═════ Alıntı metin

-Es-Es, yani Eskişehirspor…
“Bir zamanlar” demek yerinde olacaktır. Bir zamanlar benim ve diğer bazı meslektaşlarım için geçerli olan bir gerçek var ki, onu da son yazılarımın birinde şu cümle içinde belirtmiştim;
-Bizim Eskişehir’de (bir zamanlar!) çoğu meslektaşım gibi bende mesleğe spor muhabiri olarak başlamıştım.
Daha doğrusu spor yerine “Eskişehirspor muhabiri” diye tanımlamak daha gerçekçi olacaktır. Bütün Eskişehirli sporseverler gibi biz gazeteciler de;
-Eskişehirspor ile yatıp onunla uyanırdık!..
Kendi adıma ifade etmem gerekirse, 1965 yazının ortalarında Eskişehir Ticaret Odası salonunda yapılan “kuruluş kongresini” birkaç merhum meslektaşımla izleyen ve “müjdeli haberi” kamuoyu ile paylaşan gazeteciden biriydim. 
Sonrasında, rutin gazetecilik görevlerim arasında Eskişehirspor ilgim senelerce hiç eksilmedi. Sahamızdaki maçları bir yana, bir yıl kaldığımız ikinci Ligden başlayarak deplasman maçları da dahil olmak üzere…
Kimi zaman dakika-dakika maç yazı yazmak üzere notlar tutarak, bazen de notlarımın eşliğinde gözlemlerimle maç kritiği yaptığım yazılarımla…

Düştük, yeniden çıktık derken…

Bir zaman geldi o kritikleri TRT muhabiri olarak TRT radyolarının spor programlarında sesli olarak yorumlayarak. Gün geldi zamanın TRT’sinde “kadro yetersizliği” nedeniyle;
-Naklen maç yayınlarında anons spikerliği, gollerin nasıl olduğunu anlatarak!.. 
Buraya kadar yazdıklarım, Eskişehirspor ile ilgili kişisel meslek anılarımın bir bölümünün özetinden ibaret. Ya spor ve Es-Es sevdalılarının her maç sonra ve sıradaki maç öncesinde yarattığı hava?
Çarşı esnafından başlayarak, kahvehanelerde, meyhanelerde ve de “kişisel hanelerde” hafta boyu konuşulan değişmeyen konu;
-Eskişehirspor’dan başkası değil!..

══════════
═════ Veri kesiti

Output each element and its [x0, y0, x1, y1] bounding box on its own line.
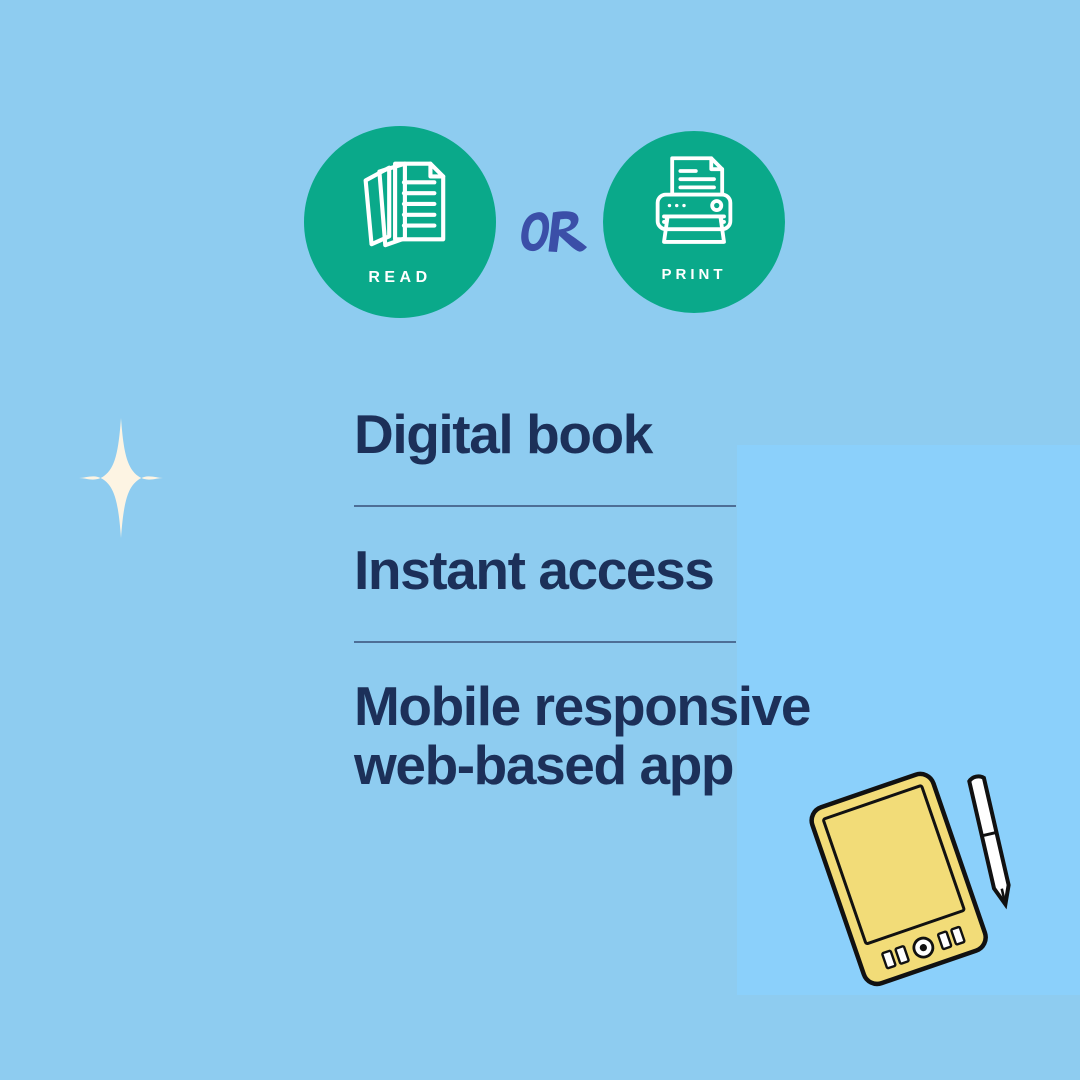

══════════

**Kısa problem 1**
Eskişehirspor anılarını anlatan metne göre aşağıdaki soruları yanıtlayın:
(a) Kuruluş kongresi ne zaman ve nerede yapıldı?
(b) Yazar maç kritiklerini hangi kurumun radyolarında sesli olarak yorumladı?
(c) Takım ikinci ligde kaç yıl kaldı?
**Kısa problem 2**
Eskişehirspor anılarını anlatan metni iki cümleyle özetleyin.
**Kısa problem 3**
Eskişehirspor anılarını anlatan metni son cümlesinden sonra devam ettirin.
Verilerin alıntı metinle bir ilgisi yoktur.

**Görev çıktısı 1**
(a) 1965 yazının ortalarında, Eskişehir Ticaret Odası salonunda.
(b) TRT.
(c) Bir yıl.

**Görev çıktısı 2**
Yazar, Eskişehir'de mesleğe Eskişehirspor muhabiri olarak başladığını ve 1965'teki kuruluş kongresini izleyip haberini kamuoyuyla paylaşan gazetecilerden biri olduğunu anlatıyor. Takımın iç saha ve deplasman maçlarını yıllarca yazılarıyla, TRT radyolarındaki yorumlarıyla ve naklen yayınlardaki anons spikerliğiyle izlediğini, şehirde çarşıdan kahvehanelere kadar hafta boyu konuşulan tek konunun Eskişehirspor olduğunu belirtiyor.

**Görev çıktısı 3**
Yeri geldikçe yazdım o günleri:
Kuruluş sonrası oluşturulan ilk takımın, Galatasaray ile oynadığı ilk hazırlık maçı, o sezon içinde inanılmaz başarısı ve günümüzün “Süper Ligine” yükseliş… İşte o zaman tribünlerden yükselmeye başlayan ilk toplu tezahüratın tüm şehre, tüm ülkeye yansıması;
-Es-Es Es, Ki Ki-Ki, Eski Eski Es!..
Diğer yaratılan sloganların “Amigo Orhan’ın” yönetiminde tıklım-tıklım kentin sınırlarını aşarak tribünlerden yansıması!.. 
Bu süreç içinde Federasyonun koyduğu ikinci büyüğü  “Türkiye Kupasının” GS’ın elinde söke söke alınması ve Avrupa liglerinde oynanan maçlarda sayısız başarılar…
-Hepsi de tarihi Atatürk Stadının hınca hınç dolu tribünlerinin önünde!.. 
Yine “bu tarih süreci içinde” bir alt lige düştük bazen bir yıl sonra, kimi zaman iki üç sezon süren mücadeleler sonucu tekrar yükseldik Süper liğe..
-Amaaa…

En dibe, halen ordayız!..

Evet ama Süper Ligden bir düştük ki, sonrası kabus gibi..  
Düşüşün sonrası 1. Lig. Eskişehir kamuoyu ve taraftar grubu bekledi ki, bir iki sezon sonunda tekrar çıkarız!..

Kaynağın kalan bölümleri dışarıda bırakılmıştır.